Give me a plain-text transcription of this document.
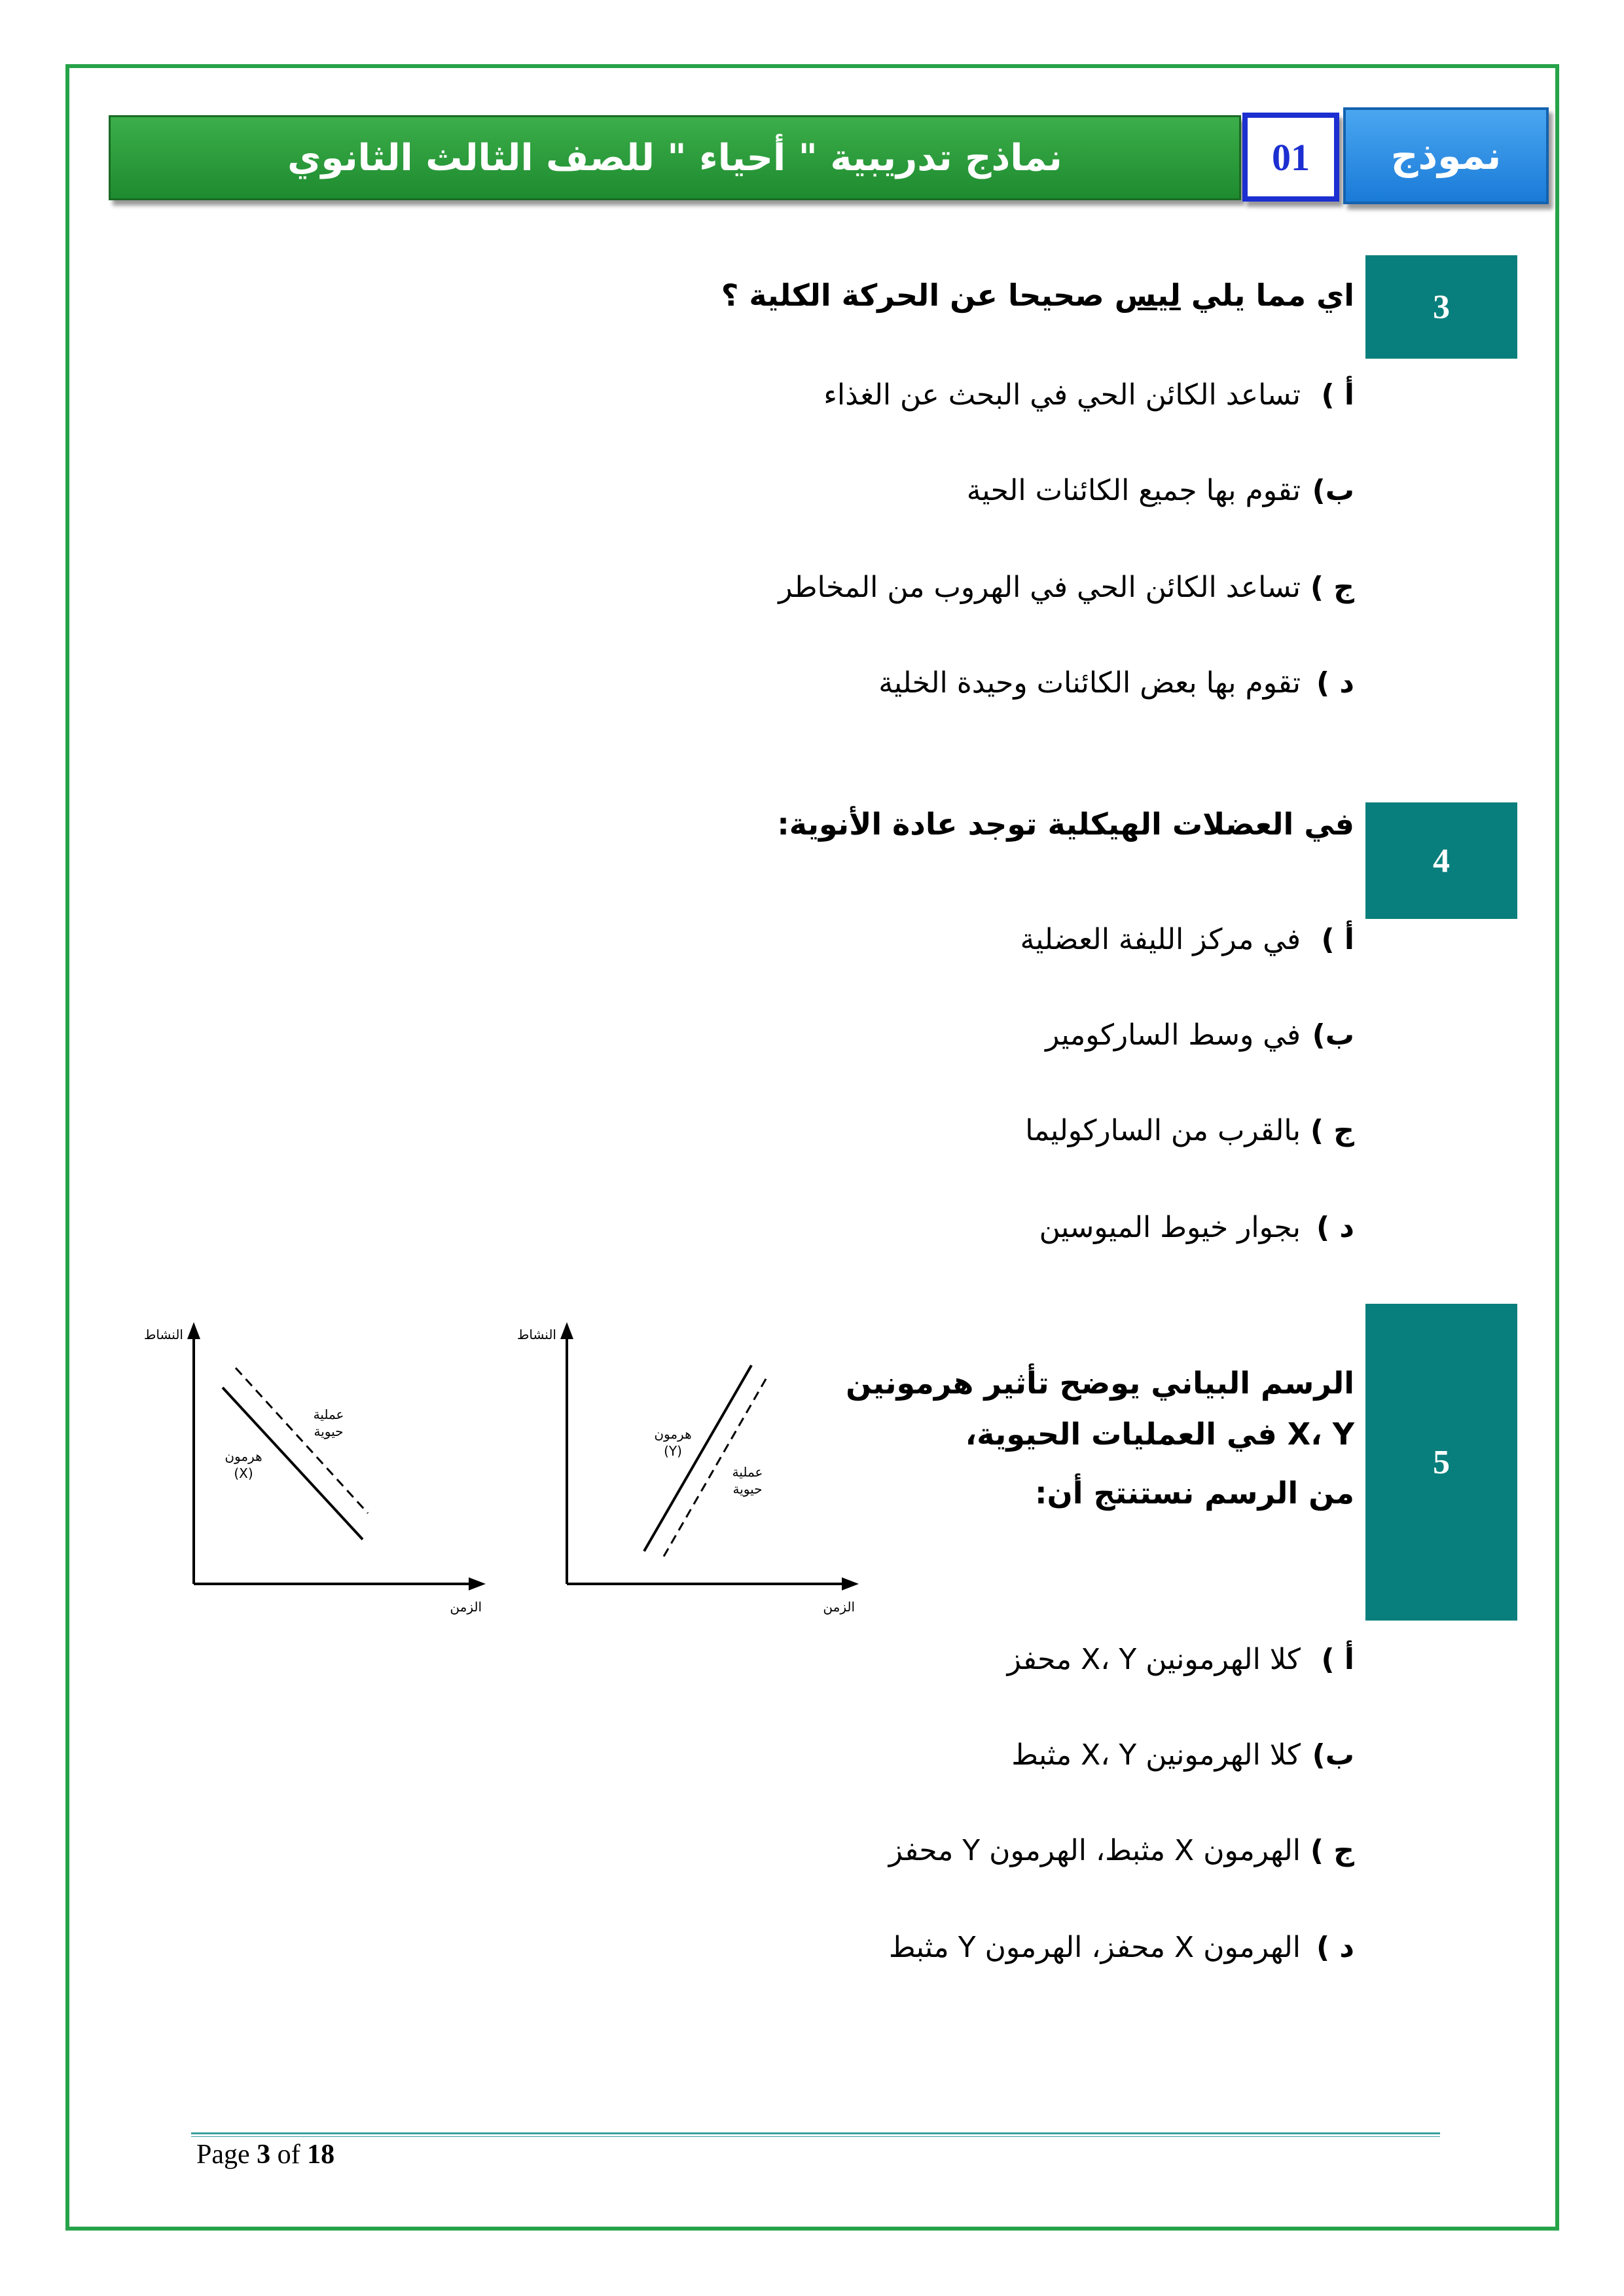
نماذج تدريبية " أحياء " للصف الثالث الثانوي	01 نموذج
3
اي مما يلي ليس صحيحا عن الحركة الكلية ؟
أ )
تساعد الكائن الحي في البحث عن الغذاء
ب)
تقوم بها جميع الكائنات الحية
ج )
تساعد الكائن الحي في الهروب من المخاطر
د )
تقوم بها بعض الكائنات وحيدة الخلية
4
في العضلات الهيكلية توجد عادة الأنوية:
أ )
في مركز الليفة العضلية
ب)
في وسط الساركومير
ج )
بالقرب من الساركوليما
د )
بجوار خيوط الميوسين
5
الرسم البياني يوضح تأثير هرمونين
X، Y في العمليات الحيوية،
من الرسم نستنتج أن:
النشاط
الزمن
هرمون
(X)
عملية
حيوية	هرمون
(Y)
النشاط
الزمن
عملية
حيوية
أ )
كلا الهرمونين X، Y محفز
ب)
كلا الهرمونين X، Y مثبط
ج )
الهرمون X مثبط، الهرمون Y محفز
د )
الهرمون X محفز، الهرمون Y مثبط
Page 3 of 18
########
# DIRECTIONS FOR THIS TASK:
Output the entries above exactly. Drop the pictures.

# WRITTEN RESPONSE:
Give me a plain-text transcription of this document.
نماذج تدريبية " أحياء " للصف الثالث الثانوي	01 نموذج
3
اي مما يلي ليس صحيحا عن الحركة الكلية ؟
أ )
تساعد الكائن الحي في البحث عن الغذاء
ب)
تقوم بها جميع الكائنات الحية
ج )
تساعد الكائن الحي في الهروب من المخاطر
د )
تقوم بها بعض الكائنات وحيدة الخلية
4
في العضلات الهيكلية توجد عادة الأنوية:
أ )
في مركز الليفة العضلية
ب)
في وسط الساركومير
ج )
بالقرب من الساركوليما
د )
بجوار خيوط الميوسين
5
الرسم البياني يوضح تأثير هرمونين
X، Y في العمليات الحيوية،
من الرسم نستنتج أن:
النشاط
الزمن
هرمون
(X)
عملية
حيوية	هرمون
(Y)
النشاط
الزمن
عملية
حيوية
أ )
كلا الهرمونين X، Y محفز
ب)
كلا الهرمونين X، Y مثبط
ج )
الهرمون X مثبط، الهرمون Y محفز
د )
الهرمون X محفز، الهرمون Y مثبط
Page 3 of 18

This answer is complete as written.